Job> Give every line from the one containing "x-tick-label: 18.080 — [183, 590, 244, 612]" down to the one containing "pu-atom — [280, 323, 292, 333]", both included, as a JSON list of strings with one string per line and blank lines left out.

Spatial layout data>
◆ ◆ ◆

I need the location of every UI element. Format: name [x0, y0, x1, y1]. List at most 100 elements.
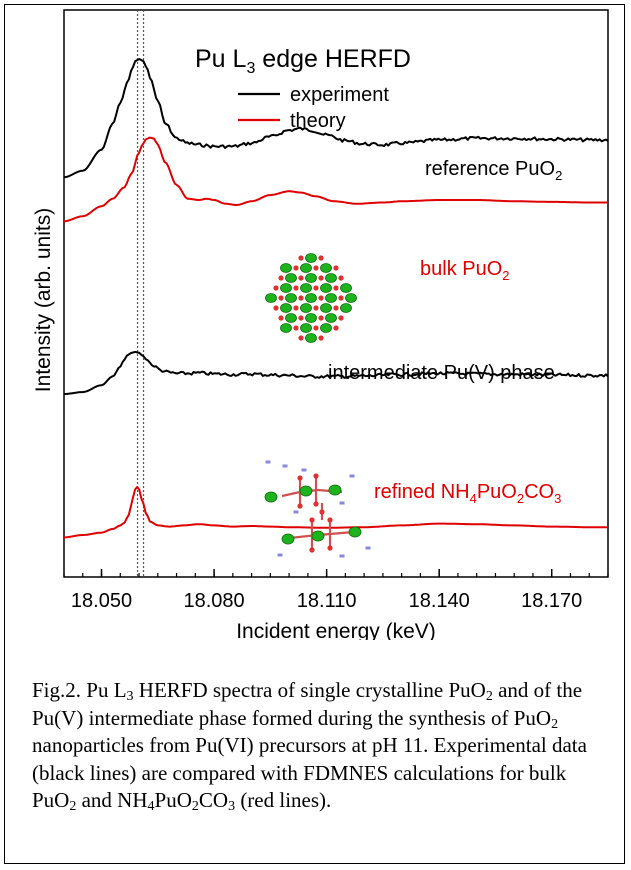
x-tick-label: 18.080 — [183, 590, 244, 612]
pu-atom — [320, 283, 332, 293]
series-line-intermediate-pu-v-phase — [64, 350, 609, 395]
o-atom — [338, 275, 344, 281]
pu-atom — [300, 323, 312, 333]
pu-atom — [299, 485, 313, 497]
nh4-ion — [265, 460, 271, 464]
legend-label-theory: theory — [290, 110, 346, 132]
pu-atom — [280, 263, 292, 273]
pu-atom — [280, 323, 292, 333]
series-label-refined-nh4puo2co3: refined NH4PuO2CO3 — [374, 481, 561, 506]
nh4-ion — [339, 554, 345, 558]
o-atom — [313, 473, 319, 479]
o-atom — [318, 295, 324, 301]
pu-atom — [305, 293, 317, 303]
figure-frame — [4, 4, 625, 864]
pu-atom — [320, 263, 332, 273]
y-axis-label: Intensity (arb. units) — [32, 208, 55, 392]
series-line-bulk-puo- — [63, 136, 608, 223]
series-line-reference-puo- — [63, 58, 609, 179]
nh4-ion — [277, 553, 283, 557]
o-atom — [293, 265, 299, 271]
pu-atom — [305, 333, 317, 343]
o-atom — [298, 315, 304, 321]
o-atom — [278, 295, 284, 301]
o-atom — [313, 305, 319, 311]
o-atom — [319, 509, 325, 515]
o-atom — [313, 265, 319, 271]
o-atom — [309, 547, 315, 553]
x-tick-label: 18.110 — [297, 590, 357, 612]
nh4puo2co3-molecular-structure-image — [264, 460, 371, 558]
molecule-bond — [281, 490, 301, 498]
o-atom — [313, 325, 319, 331]
pu-atom — [300, 263, 312, 273]
chart: 18.050 18.080 18.110 18.140 18.170 Pu L3 edg… — [32, 9, 609, 640]
o-atom — [318, 275, 324, 281]
pu-atom — [265, 293, 277, 303]
pu-atom — [328, 484, 342, 496]
nh4-ion — [293, 510, 299, 514]
pu-atom — [340, 283, 352, 293]
o-atom — [293, 305, 299, 311]
o-atom — [333, 325, 339, 331]
nh4-ion — [349, 474, 355, 478]
chart-title: Pu L3 edge HERFD — [195, 45, 411, 77]
o-atom — [333, 285, 339, 291]
series-line-refined-nh-puo-co- — [63, 486, 608, 539]
pu-atom — [325, 273, 337, 283]
pu-atom — [285, 273, 297, 283]
pu-atom — [320, 303, 332, 313]
pu-atom — [345, 293, 357, 303]
o-atom — [278, 315, 284, 321]
nh4-ion — [339, 501, 345, 505]
series-label-intermediate-puv: intermediate Pu(V) phase — [328, 362, 555, 384]
o-atom — [293, 325, 299, 331]
pu-atom — [348, 526, 362, 538]
o-atom — [333, 265, 339, 271]
o-atom — [273, 285, 279, 291]
o-atom — [318, 335, 324, 341]
o-atom — [298, 255, 304, 261]
o-atom — [313, 285, 319, 291]
o-atom — [297, 503, 303, 509]
figure-caption: Fig.2. Pu L3 HERFD spectra of single cry… — [32, 678, 587, 814]
pu-atom — [340, 303, 352, 313]
o-atom — [293, 285, 299, 291]
o-atom — [298, 295, 304, 301]
pu-atom — [264, 491, 278, 503]
legend-label-experiment: experiment — [290, 84, 389, 106]
o-atom — [298, 335, 304, 341]
o-atom — [327, 517, 333, 523]
x-axis-label: Incident energy (keV) — [236, 620, 436, 640]
o-atom — [313, 501, 319, 507]
o-atom — [318, 315, 324, 321]
o-atom — [278, 275, 284, 281]
x-tick-label: 18.140 — [409, 590, 470, 612]
o-atom — [333, 305, 339, 311]
puo2-crystal-structure-image — [265, 253, 357, 343]
pu-atom — [325, 293, 337, 303]
series-label-bulk-puo2: bulk PuO2 — [420, 258, 510, 283]
o-atom — [318, 255, 324, 261]
x-tick-label: 18.050 — [71, 590, 132, 612]
o-atom — [338, 315, 344, 321]
pu-atom — [305, 253, 317, 263]
nh4-ion — [282, 464, 288, 468]
pu-atom — [300, 283, 312, 293]
o-atom — [298, 275, 304, 281]
pu-atom — [305, 313, 317, 323]
o-atom — [273, 305, 279, 311]
pu-atom — [325, 313, 337, 323]
plot-area-border — [63, 9, 609, 578]
o-atom — [338, 295, 344, 301]
pu-atom — [311, 530, 325, 542]
o-atom — [297, 475, 303, 481]
series-label-reference-puo2: reference PuO2 — [425, 158, 562, 183]
nh4-ion — [301, 468, 307, 472]
pu-atom — [300, 303, 312, 313]
o-atom — [309, 517, 315, 523]
pu-atom — [280, 283, 292, 293]
o-atom — [327, 545, 333, 551]
pu-atom — [280, 303, 292, 313]
nh4-ion — [365, 546, 371, 550]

◆ ◆ ◆

Response>
[
  "x-tick-label: 18.080 — [183, 590, 244, 612]",
  "pu-atom — [320, 283, 332, 293]",
  "series-line-intermediate-pu-v-phase — [64, 350, 609, 395]",
  "o-atom — [338, 275, 344, 281]",
  "pu-atom — [300, 323, 312, 333]",
  "pu-atom — [299, 485, 313, 497]",
  "nh4-ion — [265, 460, 271, 464]",
  "legend-label-theory: theory — [290, 110, 346, 132]",
  "pu-atom — [280, 263, 292, 273]",
  "pu-atom — [280, 323, 292, 333]"
]